═════ DATASET RECORDS
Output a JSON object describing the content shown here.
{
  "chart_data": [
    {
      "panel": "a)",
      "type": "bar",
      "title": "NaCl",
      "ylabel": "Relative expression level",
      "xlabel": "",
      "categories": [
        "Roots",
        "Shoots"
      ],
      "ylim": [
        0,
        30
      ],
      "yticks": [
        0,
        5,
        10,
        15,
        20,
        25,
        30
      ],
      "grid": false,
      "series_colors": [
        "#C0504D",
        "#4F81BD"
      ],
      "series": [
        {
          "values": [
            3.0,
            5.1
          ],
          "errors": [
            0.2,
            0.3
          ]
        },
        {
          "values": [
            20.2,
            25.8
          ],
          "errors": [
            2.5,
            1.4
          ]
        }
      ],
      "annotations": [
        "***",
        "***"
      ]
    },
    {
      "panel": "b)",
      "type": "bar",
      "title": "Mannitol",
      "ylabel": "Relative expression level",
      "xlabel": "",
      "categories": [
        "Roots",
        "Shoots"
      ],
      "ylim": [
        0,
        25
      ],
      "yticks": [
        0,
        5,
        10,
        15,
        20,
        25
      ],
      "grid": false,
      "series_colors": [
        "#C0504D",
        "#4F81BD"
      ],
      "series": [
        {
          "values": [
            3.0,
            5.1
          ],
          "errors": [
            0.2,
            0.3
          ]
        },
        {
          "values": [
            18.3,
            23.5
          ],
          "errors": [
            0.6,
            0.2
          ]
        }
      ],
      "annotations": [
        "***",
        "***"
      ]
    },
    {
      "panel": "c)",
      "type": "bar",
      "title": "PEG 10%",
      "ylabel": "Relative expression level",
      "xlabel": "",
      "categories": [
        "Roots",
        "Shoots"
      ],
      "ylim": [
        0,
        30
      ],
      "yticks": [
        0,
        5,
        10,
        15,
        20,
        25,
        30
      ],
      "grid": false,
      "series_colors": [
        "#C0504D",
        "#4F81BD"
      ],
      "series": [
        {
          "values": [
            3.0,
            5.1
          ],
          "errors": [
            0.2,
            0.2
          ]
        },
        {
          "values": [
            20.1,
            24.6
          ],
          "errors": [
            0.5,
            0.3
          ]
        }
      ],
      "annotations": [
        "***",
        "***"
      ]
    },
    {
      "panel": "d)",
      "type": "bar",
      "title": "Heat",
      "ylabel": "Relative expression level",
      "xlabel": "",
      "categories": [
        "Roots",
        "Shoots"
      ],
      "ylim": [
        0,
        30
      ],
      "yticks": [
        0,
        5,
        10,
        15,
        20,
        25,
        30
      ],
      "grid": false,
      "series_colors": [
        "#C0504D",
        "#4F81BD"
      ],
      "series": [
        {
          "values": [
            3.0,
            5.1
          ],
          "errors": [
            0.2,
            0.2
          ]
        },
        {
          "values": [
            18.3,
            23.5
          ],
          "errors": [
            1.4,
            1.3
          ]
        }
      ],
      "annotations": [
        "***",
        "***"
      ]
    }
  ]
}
══════════
§ WHAT YOU NEED TO DO: Repeat each record exactly. Omit nothing.

§ CORRECT RESULT:
Output a JSON object describing the content shown here.
{
  "chart_data": [
    {
      "panel": "a)",
      "type": "bar",
      "title": "NaCl",
      "ylabel": "Relative expression level",
      "xlabel": "",
      "categories": [
        "Roots",
        "Shoots"
      ],
      "ylim": [
        0,
        30
      ],
      "yticks": [
        0,
        5,
        10,
        15,
        20,
        25,
        30
      ],
      "grid": false,
      "series_colors": [
        "#C0504D",
        "#4F81BD"
      ],
      "series": [
        {
          "values": [
            3.0,
            5.1
          ],
          "errors": [
            0.2,
            0.3
          ]
        },
        {
          "values": [
            20.2,
            25.8
          ],
          "errors": [
            2.5,
            1.4
          ]
        }
      ],
      "annotations": [
        "***",
        "***"
      ]
    },
    {
      "panel": "b)",
      "type": "bar",
      "title": "Mannitol",
      "ylabel": "Relative expression level",
      "xlabel": "",
      "categories": [
        "Roots",
        "Shoots"
      ],
      "ylim": [
        0,
        25
      ],
      "yticks": [
        0,
        5,
        10,
        15,
        20,
        25
      ],
      "grid": false,
      "series_colors": [
        "#C0504D",
        "#4F81BD"
      ],
      "series": [
        {
          "values": [
            3.0,
            5.1
          ],
          "errors": [
            0.2,
            0.3
          ]
        },
        {
          "values": [
            18.3,
            23.5
          ],
          "errors": [
            0.6,
            0.2
          ]
        }
      ],
      "annotations": [
        "***",
        "***"
      ]
    },
    {
      "panel": "c)",
      "type": "bar",
      "title": "PEG 10%",
      "ylabel": "Relative expression level",
      "xlabel": "",
      "categories": [
        "Roots",
        "Shoots"
      ],
      "ylim": [
        0,
        30
      ],
      "yticks": [
        0,
        5,
        10,
        15,
        20,
        25,
        30
      ],
      "grid": false,
      "series_colors": [
        "#C0504D",
        "#4F81BD"
      ],
      "series": [
        {
          "values": [
            3.0,
            5.1
          ],
          "errors": [
            0.2,
            0.2
          ]
        },
        {
          "values": [
            20.1,
            24.6
          ],
          "errors": [
            0.5,
            0.3
          ]
        }
      ],
      "annotations": [
        "***",
        "***"
      ]
    },
    {
      "panel": "d)",
      "type": "bar",
      "title": "Heat",
      "ylabel": "Relative expression level",
      "xlabel": "",
      "categories": [
        "Roots",
        "Shoots"
      ],
      "ylim": [
        0,
        30
      ],
      "yticks": [
        0,
        5,
        10,
        15,
        20,
        25,
        30
      ],
      "grid": false,
      "series_colors": [
        "#C0504D",
        "#4F81BD"
      ],
      "series": [
        {
          "values": [
            3.0,
            5.1
          ],
          "errors": [
            0.2,
            0.2
          ]
        },
        {
          "values": [
            18.3,
            23.5
          ],
          "errors": [
            1.4,
            1.3
          ]
        }
      ],
      "annotations": [
        "***",
        "***"
      ]
    }
  ]
}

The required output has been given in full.